Work instructions: Write the listing out again, all of it, word for word.

---

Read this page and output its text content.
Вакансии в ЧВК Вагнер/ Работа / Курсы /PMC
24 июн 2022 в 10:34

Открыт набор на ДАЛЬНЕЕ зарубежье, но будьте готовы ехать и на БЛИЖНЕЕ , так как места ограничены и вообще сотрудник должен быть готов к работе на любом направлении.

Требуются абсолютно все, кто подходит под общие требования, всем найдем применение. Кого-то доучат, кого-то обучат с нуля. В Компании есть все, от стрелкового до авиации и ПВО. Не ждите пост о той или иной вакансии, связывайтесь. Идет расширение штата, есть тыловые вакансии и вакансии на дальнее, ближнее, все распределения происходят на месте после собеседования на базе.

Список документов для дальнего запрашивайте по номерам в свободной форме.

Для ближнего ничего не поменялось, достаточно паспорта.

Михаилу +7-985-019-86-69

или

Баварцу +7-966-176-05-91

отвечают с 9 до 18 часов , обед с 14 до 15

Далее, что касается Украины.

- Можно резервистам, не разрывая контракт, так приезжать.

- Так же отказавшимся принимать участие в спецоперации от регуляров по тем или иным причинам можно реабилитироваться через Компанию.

---

In response:
Read this page and output its text content.
Вакансии в ЧВК Вагнер/ Работа / Курсы /PMC
24 июн 2022 в 10:34

Открыт набор на ДАЛЬНЕЕ зарубежье, но будьте готовы ехать и на БЛИЖНЕЕ , так как места ограничены и вообще сотрудник должен быть готов к работе на любом направлении.

Требуются абсолютно все, кто подходит под общие требования, всем найдем применение. Кого-то доучат, кого-то обучат с нуля. В Компании есть все, от стрелкового до авиации и ПВО. Не ждите пост о той или иной вакансии, связывайтесь. Идет расширение штата, есть тыловые вакансии и вакансии на дальнее, ближнее, все распределения происходят на месте после собеседования на базе.

Список документов для дальнего запрашивайте по номерам в свободной форме.

Для ближнего ничего не поменялось, достаточно паспорта.

Михаилу +7-985-019-86-69

или

Баварцу +7-966-176-05-91

отвечают с 9 до 18 часов , обед с 14 до 15

Далее, что касается Украины.

- Можно резервистам, не разрывая контракт, так приезжать.

- Так же отказавшимся принимать участие в спецоперации от регуляров по тем или иным причинам можно реабилитироваться через Компанию.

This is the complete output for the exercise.